━━━ Dataset extract ━━━

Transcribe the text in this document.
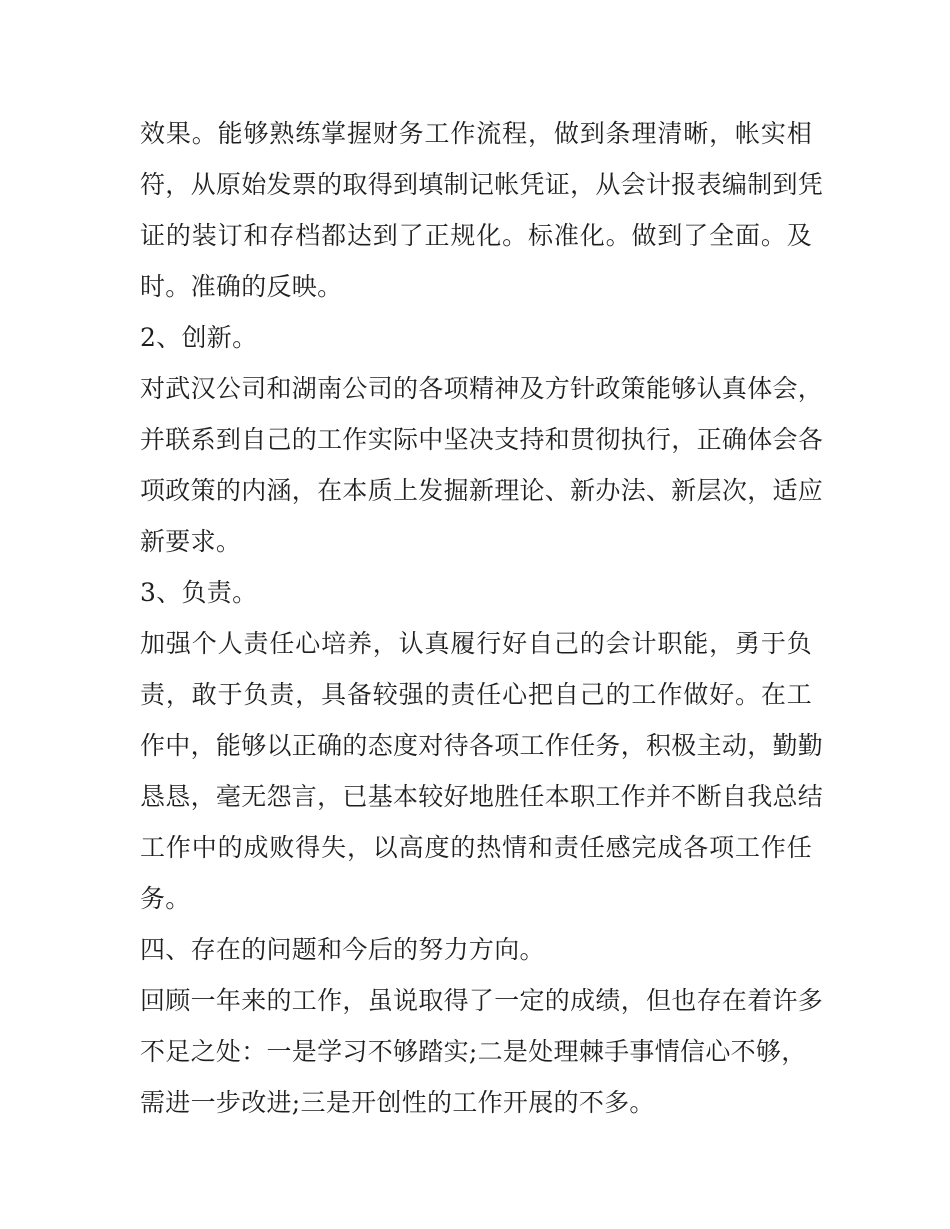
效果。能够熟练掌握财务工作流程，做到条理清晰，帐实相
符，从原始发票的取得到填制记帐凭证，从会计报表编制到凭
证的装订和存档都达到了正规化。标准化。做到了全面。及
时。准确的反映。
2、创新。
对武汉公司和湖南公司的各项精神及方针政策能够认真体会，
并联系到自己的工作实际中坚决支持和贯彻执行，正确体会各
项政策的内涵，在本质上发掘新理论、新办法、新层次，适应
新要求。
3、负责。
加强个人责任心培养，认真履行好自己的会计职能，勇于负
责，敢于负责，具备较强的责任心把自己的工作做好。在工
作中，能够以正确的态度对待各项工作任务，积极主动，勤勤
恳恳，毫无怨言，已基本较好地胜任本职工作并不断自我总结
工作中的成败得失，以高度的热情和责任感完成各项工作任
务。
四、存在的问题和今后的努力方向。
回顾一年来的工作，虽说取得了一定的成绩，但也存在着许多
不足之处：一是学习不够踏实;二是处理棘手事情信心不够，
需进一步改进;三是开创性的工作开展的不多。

━━━

**Set exercise:** Reproduce every line precisely as given, omitting all pictures.

**The solution:**
Transcribe the text in this document.
效果。能够熟练掌握财务工作流程，做到条理清晰，帐实相
符，从原始发票的取得到填制记帐凭证，从会计报表编制到凭
证的装订和存档都达到了正规化。标准化。做到了全面。及
时。准确的反映。
2、创新。
对武汉公司和湖南公司的各项精神及方针政策能够认真体会，
并联系到自己的工作实际中坚决支持和贯彻执行，正确体会各
项政策的内涵，在本质上发掘新理论、新办法、新层次，适应
新要求。
3、负责。
加强个人责任心培养，认真履行好自己的会计职能，勇于负
责，敢于负责，具备较强的责任心把自己的工作做好。在工
作中，能够以正确的态度对待各项工作任务，积极主动，勤勤
恳恳，毫无怨言，已基本较好地胜任本职工作并不断自我总结
工作中的成败得失，以高度的热情和责任感完成各项工作任
务。
四、存在的问题和今后的努力方向。
回顾一年来的工作，虽说取得了一定的成绩，但也存在着许多
不足之处：一是学习不够踏实;二是处理棘手事情信心不够，
需进一步改进;三是开创性的工作开展的不多。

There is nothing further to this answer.